→ Work to be completed
Report every line in the listing that contains the string "Hidegen".

→ Records
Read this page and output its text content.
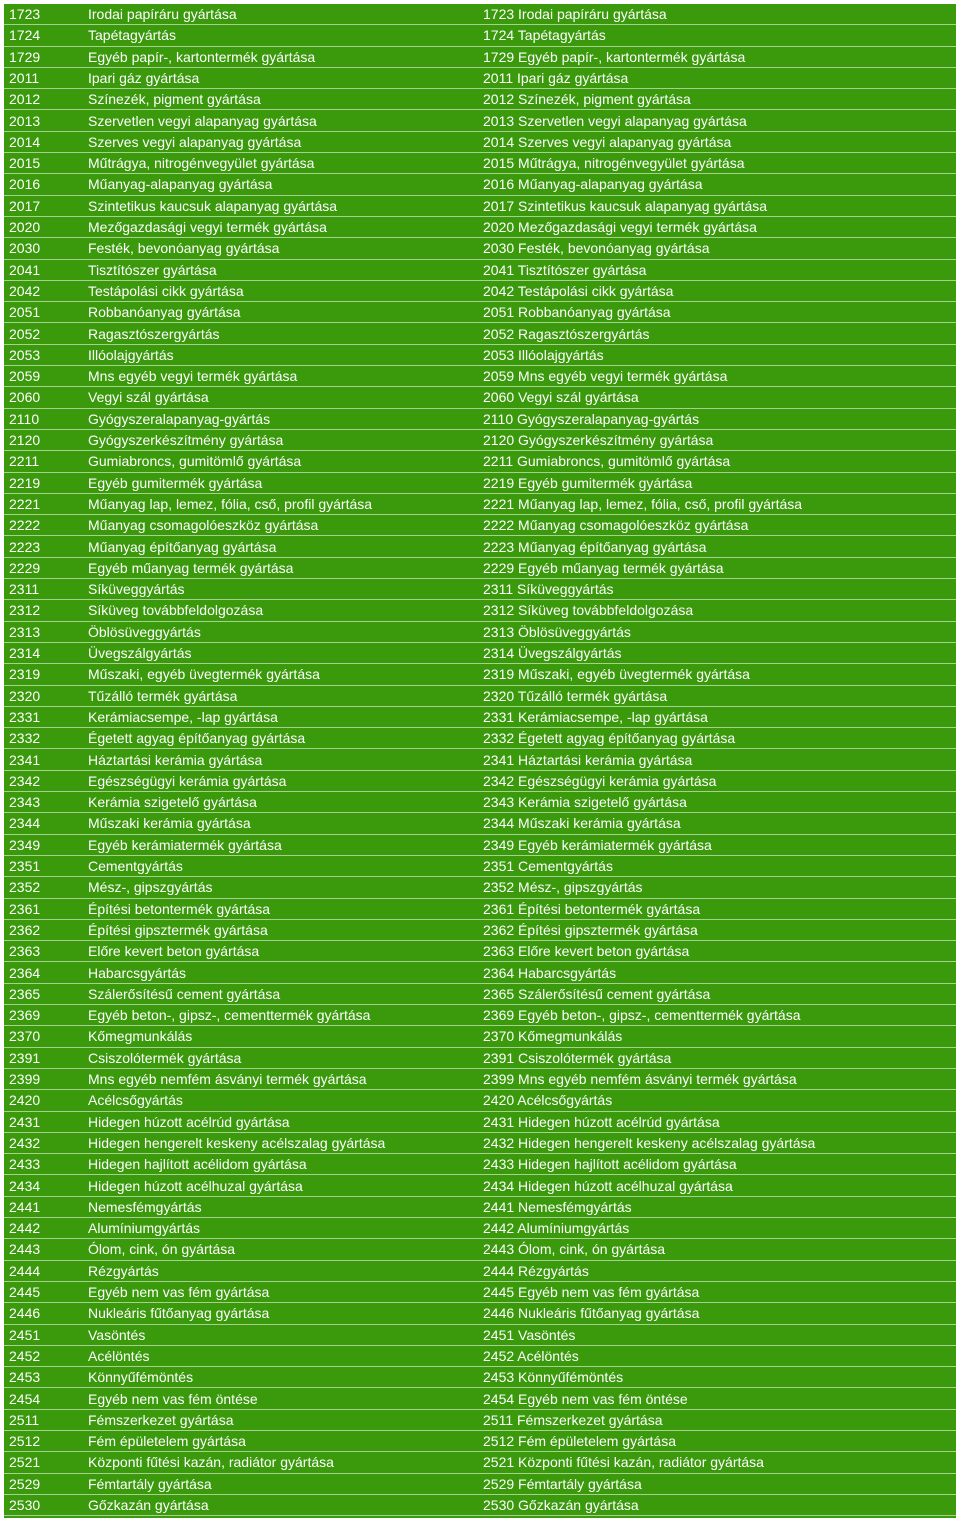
1723	Irodai papíráru gyártása	1723 Irodai papíráru gyártása
1724	Tapétagyártás	1724 Tapétagyártás
1729	Egyéb papír-, kartontermék gyártása	1729 Egyéb papír-, kartontermék gyártása
2011	Ipari gáz gyártása	2011 Ipari gáz gyártása
2012	Színezék, pigment gyártása	2012 Színezék, pigment gyártása
2013	Szervetlen vegyi alapanyag gyártása	2013 Szervetlen vegyi alapanyag gyártása
2014	Szerves vegyi alapanyag gyártása	2014 Szerves vegyi alapanyag gyártása
2015	Műtrágya, nitrogénvegyület gyártása	2015 Műtrágya, nitrogénvegyület gyártása
2016	Műanyag-alapanyag gyártása	2016 Műanyag-alapanyag gyártása
2017	Szintetikus kaucsuk alapanyag gyártása	2017 Szintetikus kaucsuk alapanyag gyártása
2020	Mezőgazdasági vegyi termék gyártása	2020 Mezőgazdasági vegyi termék gyártása
2030	Festék, bevonóanyag gyártása	2030 Festék, bevonóanyag gyártása
2041	Tisztítószer gyártása	2041 Tisztítószer gyártása
2042	Testápolási cikk gyártása	2042 Testápolási cikk gyártása
2051	Robbanóanyag gyártása	2051 Robbanóanyag gyártása
2052	Ragasztószergyártás	2052 Ragasztószergyártás
2053	Illóolajgyártás	2053 Illóolajgyártás
2059	Mns egyéb vegyi termék gyártása	2059 Mns egyéb vegyi termék gyártása
2060	Vegyi szál gyártása	2060 Vegyi szál gyártása
2110	Gyógyszeralapanyag-gyártás	2110 Gyógyszeralapanyag-gyártás
2120	Gyógyszerkészítmény gyártása	2120 Gyógyszerkészítmény gyártása
2211	Gumiabroncs, gumitömlő gyártása	2211 Gumiabroncs, gumitömlő gyártása
2219	Egyéb gumitermék gyártása	2219 Egyéb gumitermék gyártása
2221	Műanyag lap, lemez, fólia, cső, profil gyártása	2221 Műanyag lap, lemez, fólia, cső, profil gyártása
2222	Műanyag csomagolóeszköz gyártása	2222 Műanyag csomagolóeszköz gyártása
2223	Műanyag építőanyag gyártása	2223 Műanyag építőanyag gyártása
2229	Egyéb műanyag termék gyártása	2229 Egyéb műanyag termék gyártása
2311	Síküveggyártás	2311 Síküveggyártás
2312	Síküveg továbbfeldolgozása	2312 Síküveg továbbfeldolgozása
2313	Öblösüveggyártás	2313 Öblösüveggyártás
2314	Üvegszálgyártás	2314 Üvegszálgyártás
2319	Műszaki, egyéb üvegtermék gyártása	2319 Műszaki, egyéb üvegtermék gyártása
2320	Tűzálló termék gyártása	2320 Tűzálló termék gyártása
2331	Kerámiacsempe, -lap gyártása	2331 Kerámiacsempe, -lap gyártása
2332	Égetett agyag építőanyag gyártása	2332 Égetett agyag építőanyag gyártása
2341	Háztartási kerámia gyártása	2341 Háztartási kerámia gyártása
2342	Egészségügyi kerámia gyártása	2342 Egészségügyi kerámia gyártása
2343	Kerámia szigetelő gyártása	2343 Kerámia szigetelő gyártása
2344	Műszaki kerámia gyártása	2344 Műszaki kerámia gyártása
2349	Egyéb kerámiatermék gyártása	2349 Egyéb kerámiatermék gyártása
2351	Cementgyártás	2351 Cementgyártás
2352	Mész-, gipszgyártás	2352 Mész-, gipszgyártás
2361	Építési betontermék gyártása	2361 Építési betontermék gyártása
2362	Építési gipsztermék gyártása	2362 Építési gipsztermék gyártása
2363	Előre kevert beton gyártása	2363 Előre kevert beton gyártása
2364	Habarcsgyártás	2364 Habarcsgyártás
2365	Szálerősítésű cement gyártása	2365 Szálerősítésű cement gyártása
2369	Egyéb beton-, gipsz-, cementtermék gyártása	2369 Egyéb beton-, gipsz-, cementtermék gyártása
2370	Kőmegmunkálás	2370 Kőmegmunkálás
2391	Csiszolótermék gyártása	2391 Csiszolótermék gyártása
2399	Mns egyéb nemfém ásványi termék gyártása	2399 Mns egyéb nemfém ásványi termék gyártása
2420	Acélcsőgyártás	2420 Acélcsőgyártás
2431	Hidegen húzott acélrúd gyártása	2431 Hidegen húzott acélrúd gyártása
2432	Hidegen hengerelt keskeny acélszalag gyártása	2432 Hidegen hengerelt keskeny acélszalag gyártása
2433	Hidegen hajlított acélidom gyártása	2433 Hidegen hajlított acélidom gyártása
2434	Hidegen húzott acélhuzal gyártása	2434 Hidegen húzott acélhuzal gyártása
2441	Nemesfémgyártás	2441 Nemesfémgyártás
2442	Alumíniumgyártás	2442 Alumíniumgyártás
2443	Ólom, cink, ón gyártása	2443 Ólom, cink, ón gyártása
2444	Rézgyártás	2444 Rézgyártás
2445	Egyéb nem vas fém gyártása	2445 Egyéb nem vas fém gyártása
2446	Nukleáris fűtőanyag gyártása	2446 Nukleáris fűtőanyag gyártása
2451	Vasöntés	2451 Vasöntés
2452	Acélöntés	2452 Acélöntés
2453	Könnyűfémöntés	2453 Könnyűfémöntés
2454	Egyéb nem vas fém öntése	2454 Egyéb nem vas fém öntése
2511	Fémszerkezet gyártása	2511 Fémszerkezet gyártása
2512	Fém épületelem gyártása	2512 Fém épületelem gyártása
2521	Központi fűtési kazán, radiátor gyártása	2521 Központi fűtési kazán, radiátor gyártása
2529	Fémtartály gyártása	2529 Fémtartály gyártása
2530	Gőzkazán gyártása	2530 Gőzkazán gyártása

→ Answer for the task
2431	Hidegen húzott acélrúd gyártása	2431 Hidegen húzott acélrúd gyártása
2432	Hidegen hengerelt keskeny acélszalag gyártása	2432 Hidegen hengerelt keskeny acélszalag gyártása
2433	Hidegen hajlított acélidom gyártása	2433 Hidegen hajlított acélidom gyártása
2434	Hidegen húzott acélhuzal gyártása	2434 Hidegen húzott acélhuzal gyártása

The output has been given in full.